Article:
******************************
Cette vignette s’attarde à comparer la prison Winter de Sherbrooke au reste du parc carcéral québécois des années 1867 à 1915 afin d’en brosser un portrait général dans le but de proposer une réponse à la question suivante : comment la prison Winter s’inscrit-elle dans l’évolution de la démographie carcérale au Québec?

Les sources sur lesquelles se base notre recherche sont les rapports rédigés par le Bureau des inspecteurs de prisons, asiles, etc.: des documents papier dactylographiés traitant plusieurs facteurs et progressant chronologiquement. Ils commencent tous par une description générale de l’état du système par l’inspecteur en chef, suivie des tableaux comparatifs, puis des rapports concernant chaque prison. Ces rapports étaient produits selon un mandat émis par le gouvernement provincial dans le but de produire des informations sur l’état des prisons et les caractéristiques de la population carcérale, et donc sur différents problèmes sociaux, sur la réussite des objectifs carcéraux tels que la réhabilitation des prisonniers ainsi que le respect de certaines normes des différentes prisons. Cette recherche se penche sur les données quantitatives des rapports pouvant être retrouvés dans différents tableaux afin d’étudier la population carcérale de la prison Winter, certes, mais surtout de la comparer avec la population carcérale du reste du Québec.

[A] La prison Winter, 2007.

Pour chaque année et pour chaque prison, nous avons amassé les données quantitatives liées au nombre de prisonniers, au nombre maximum de prisonniers concurrents, à l’âge, à l’alphabétisation, à la religion et aux nombres de récidives. Cette démarche a permis de cerner le statut sociodémographique des prisonniers ainsi que l’évolution du nombre de détenus dans les prisons. Néanmoins, nous avons dû faire des choix en raison de la taille des documents, et certaines données qui auraient pu être utiles ont dû être mises de côté, notamment le métier et la nationalité des détenus. De plus, nous avons volontairement écarté plusieurs données touchant le système judiciaire et nous avons sélectionné seulement quatre prisons représentant à la fois les mondes ruraux et urbains, soit celles de Montréal, Québec, Trois-Rivières et Kamouraska, afin d’en comparer les résultats avec ceux de la prison de Sherbrooke. Notre méthode a également été forcée par la subjectivité des sources elles-mêmes, puisque dépendante de l’opinion d’un inspecteur utilisant lui-même les rapports des années précédentes. De plus, la méthodologie des rapports évolue et certaines erreurs s’y glissent: il est donc complexe de démontrer l’évolution nette de certaines données. C’est d’ailleurs pour cette raison que nous avons dû abandonner les rapports des deux dernières années.
******************************
Extrait de données:
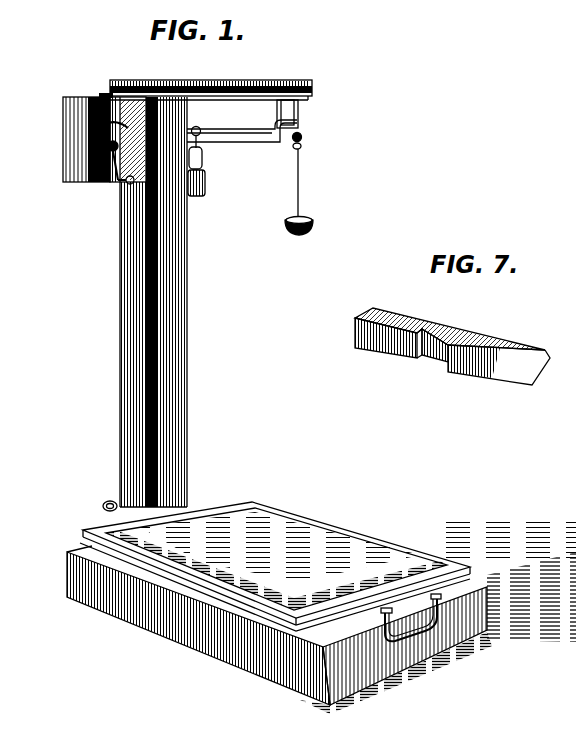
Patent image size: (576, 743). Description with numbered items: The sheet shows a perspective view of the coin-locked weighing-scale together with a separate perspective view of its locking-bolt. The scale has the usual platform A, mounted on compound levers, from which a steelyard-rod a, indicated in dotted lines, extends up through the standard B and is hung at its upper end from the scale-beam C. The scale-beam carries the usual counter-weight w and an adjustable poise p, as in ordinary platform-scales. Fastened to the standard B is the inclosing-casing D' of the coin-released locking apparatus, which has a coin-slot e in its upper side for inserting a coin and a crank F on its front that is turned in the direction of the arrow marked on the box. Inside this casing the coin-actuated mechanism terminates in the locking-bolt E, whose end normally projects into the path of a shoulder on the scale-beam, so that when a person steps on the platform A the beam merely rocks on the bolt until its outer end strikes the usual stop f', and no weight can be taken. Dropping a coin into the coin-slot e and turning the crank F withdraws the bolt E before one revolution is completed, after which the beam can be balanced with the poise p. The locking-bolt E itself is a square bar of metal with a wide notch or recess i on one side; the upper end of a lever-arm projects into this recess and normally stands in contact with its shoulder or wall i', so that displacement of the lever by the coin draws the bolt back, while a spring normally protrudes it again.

In FIG. 1, the platform A is at (275, 566).
In FIG. 1, the standard B is at (188, 347).
In FIG. 1, the steelyard-rod a is at (160, 437).
In FIG. 1, the scale-beam C is at (243, 136).
In FIG. 1, the inclosing-casing D' is at (71, 138).
In FIG. 1, the coin-slot e is at (103, 94).
In FIG. 1, the crank F is at (110, 175).
In FIG. 1, the stop f' is at (312, 171).
In FIG. 1, the poise p is at (203, 190).
In FIG. 1, the counter-weight w is at (286, 226).
In FIG. 7, the locking-bolt E is at (452, 347).
In FIG. 7, the shoulder of recess i' is at (386, 346).
In FIG. 7, the notch or recess i is at (432, 357).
******************************
Consigne 1:
Dans l'article sur la prison Winter, quelles prisons ont été retenues pour la comparaison avec celle de Sherbrooke ?
Consigne 2:
Prolongez l'article sur la prison Winter à la suite de sa dernière phrase.

Réponse 1:
Celles de Montréal, Québec, Trois-Rivières et Kamouraska.

Réponse 2:
[B] Vue d’ensemble de la ville de Sherbrooke, 1881

Nos résultats préliminaires montrent une lente augmentation généralisée et constante du nombre de prisonniers. Tout comme leur taille le suppose, les évolutions sherbrookoise et trifluvienne sont particulièrement similaires. Comme dans toutes les autres villes, les hommes sont surreprésentés dans le système carcéral sherbrookois, de même que les catholiques par rapport aux non-catholiques. Cela dit, en comparant Sherbrooke à Trois-Rivières, le nombre de non-catholiques est bien plus grand dans cette première. Une hypothèse avait précédemment été apportée concernant la hausse du nombre de prisonniers comme étant liée à la criminalisation progressive de la société, mais n’a cependant pas été prouvée et devrait être sujette à caution[1]. Quant au grand nombre de non-catholiques dans le système carcéral sherbrookois, il est probablement au moins en partie explicable par le grand nombre d’anglophones non catholiques à Sherbrooke et dans les Cantons-de-l’Est[2], mais cette hypothèse nécessiterait également de plus amples recherches. Généralement, il est possible d’affirmer que Sherbrooke suit à la fois les grandes tendances québécoises et locales, suivant de particulièrement près celles des villes de taille similaire.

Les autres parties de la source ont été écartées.